━━━ Page ━━━

Le Conseil central de l'économie (CCE) et le Conseil national du travail (CNT) estiment que les efforts visant à rendre la multimodalité (c’est-à-dire la combinaison de modes de transport) la plus attrayante possible doivent être poursuivis, et si nécessaire, accrus ou intensifiés.
Pourquoi a-t-on besoin d’une multimodalité accrue ?
La multimodalité offre d’innombrables avantages indéniables
Une multimodalité accrue est nécessaire afin de pouvoir garantir que les pôles d'emploi, les ports économiques et les centres logistiques de notre pays soient accessibles au transport de passagers et de marchandises de la manière la plus fluide et la plus durable possible. Ceci est à son tour important pour l’amélioration de la situation en termes de mobilité ainsi que pour la lutte contre le réchauffement climatique et la pollution atmosphérique. En outre, tout ceci favorise aussi la prospérité économique, la santé et le bien-être de la population.

━━━ Données fournies ━━━

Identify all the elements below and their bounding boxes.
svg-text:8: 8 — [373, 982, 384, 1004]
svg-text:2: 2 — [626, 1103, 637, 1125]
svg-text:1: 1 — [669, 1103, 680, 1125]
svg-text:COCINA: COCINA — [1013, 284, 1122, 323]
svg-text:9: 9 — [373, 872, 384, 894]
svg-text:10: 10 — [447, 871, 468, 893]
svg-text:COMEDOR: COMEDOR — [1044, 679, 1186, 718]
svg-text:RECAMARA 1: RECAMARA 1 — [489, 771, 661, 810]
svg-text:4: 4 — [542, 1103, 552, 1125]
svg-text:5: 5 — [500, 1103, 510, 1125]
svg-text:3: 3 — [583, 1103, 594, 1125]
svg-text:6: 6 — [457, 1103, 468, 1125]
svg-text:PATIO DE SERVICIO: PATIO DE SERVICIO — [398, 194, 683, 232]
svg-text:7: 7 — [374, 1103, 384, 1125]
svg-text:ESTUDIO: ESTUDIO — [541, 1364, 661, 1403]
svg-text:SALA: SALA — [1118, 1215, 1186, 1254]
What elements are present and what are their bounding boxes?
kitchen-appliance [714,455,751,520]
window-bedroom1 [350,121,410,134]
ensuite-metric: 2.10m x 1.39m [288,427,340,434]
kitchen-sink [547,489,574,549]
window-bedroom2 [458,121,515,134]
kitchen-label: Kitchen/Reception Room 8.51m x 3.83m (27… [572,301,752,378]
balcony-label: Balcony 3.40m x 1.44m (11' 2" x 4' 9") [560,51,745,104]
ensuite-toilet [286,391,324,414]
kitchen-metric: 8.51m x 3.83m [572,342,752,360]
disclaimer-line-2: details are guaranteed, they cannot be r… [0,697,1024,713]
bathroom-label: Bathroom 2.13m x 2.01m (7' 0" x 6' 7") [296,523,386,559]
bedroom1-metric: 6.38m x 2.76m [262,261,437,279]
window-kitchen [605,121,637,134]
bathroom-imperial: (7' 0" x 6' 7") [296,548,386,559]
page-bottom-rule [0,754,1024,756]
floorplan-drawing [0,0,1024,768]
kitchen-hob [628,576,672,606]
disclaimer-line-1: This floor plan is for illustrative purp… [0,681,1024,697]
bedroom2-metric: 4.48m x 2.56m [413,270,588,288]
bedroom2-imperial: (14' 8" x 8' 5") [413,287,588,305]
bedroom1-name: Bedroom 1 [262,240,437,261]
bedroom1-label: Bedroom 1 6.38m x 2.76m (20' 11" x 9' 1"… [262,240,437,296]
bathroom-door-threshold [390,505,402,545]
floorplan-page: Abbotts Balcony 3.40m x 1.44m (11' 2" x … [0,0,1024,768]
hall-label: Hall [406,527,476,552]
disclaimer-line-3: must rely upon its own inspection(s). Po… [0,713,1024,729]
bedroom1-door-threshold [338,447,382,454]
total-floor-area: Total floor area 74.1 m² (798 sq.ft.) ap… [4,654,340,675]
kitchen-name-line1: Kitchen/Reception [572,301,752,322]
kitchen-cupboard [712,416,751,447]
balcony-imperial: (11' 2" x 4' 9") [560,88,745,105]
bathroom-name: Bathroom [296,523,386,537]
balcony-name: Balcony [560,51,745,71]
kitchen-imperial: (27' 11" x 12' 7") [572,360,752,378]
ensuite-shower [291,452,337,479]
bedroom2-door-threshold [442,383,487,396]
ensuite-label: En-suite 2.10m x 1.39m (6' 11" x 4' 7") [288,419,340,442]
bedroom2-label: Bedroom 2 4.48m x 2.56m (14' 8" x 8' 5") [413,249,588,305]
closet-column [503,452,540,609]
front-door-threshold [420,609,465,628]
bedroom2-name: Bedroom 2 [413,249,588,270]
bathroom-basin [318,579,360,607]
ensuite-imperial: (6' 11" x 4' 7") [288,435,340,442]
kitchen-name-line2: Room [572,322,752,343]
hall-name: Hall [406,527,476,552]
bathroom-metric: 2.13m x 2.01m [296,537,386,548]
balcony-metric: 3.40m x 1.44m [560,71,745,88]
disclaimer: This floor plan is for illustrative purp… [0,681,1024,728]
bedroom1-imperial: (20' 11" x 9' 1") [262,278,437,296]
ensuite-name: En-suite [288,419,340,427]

━━━

▶ [Tâches à réaliser]:
A: D'après le texte sur la multimodalité, quels organismes estiment que les efforts en faveur de la multimodalité doivent être poursuivis ?
B: Traduisez en anglais cette phrase du texte sur la multimodalité : « Ceci est à son tour important pour l’amélioration de la situation en termes de mobilité ainsi que pour la lutte contre le réchauffement climatique et la pollution atmosphérique. »
C: Prolongez le texte sur la multimodalité après sa dernière phrase.
Les items ne sont pas utiles ici.

▶ [Résultats attendus]:
A: Le Conseil central de l'économie (CCE) et le Conseil national du travail (CNT).

B: This in turn is important for improving the mobility situation as well as for combating global warming and air pollution.

C:
La multimodalité possède un potentiel de croissance considérable dans le transport de personnes...
La multimodalité dispose d’un potentiel de croissance considérable dans le domaine du transport de personnes. On peut tirer cette conclusion de deux constatations : la voiture reste le mode de transport de personnes le plus utilisé ; puisqu’elle offre dans de nombreux cas à l’usager de la mobilité une solution porte à porte lors de ses déplacements, elle est rarement utilisée en combinaison avec un autre moyen de transport.
Voici quelques chiffres pour illustrer le potentiel de croissance de la multimodalité dans le contexte des déplacements domicile-travail, lesquels représentent 18 % des déplacements et 27 % des voyageurs-kilomètres parcourus dans notre pays. La voiture reste le mode de transport le plus utilisé lors des déplacements domicile-travail. 67,5 % des travailleurs effectuent leurs trajets entre leur résidence et leur travail en auto. 1 % seulement des automobilistes navetteurs se déplacent de manière multimodale (voir le graphique ci-dessous).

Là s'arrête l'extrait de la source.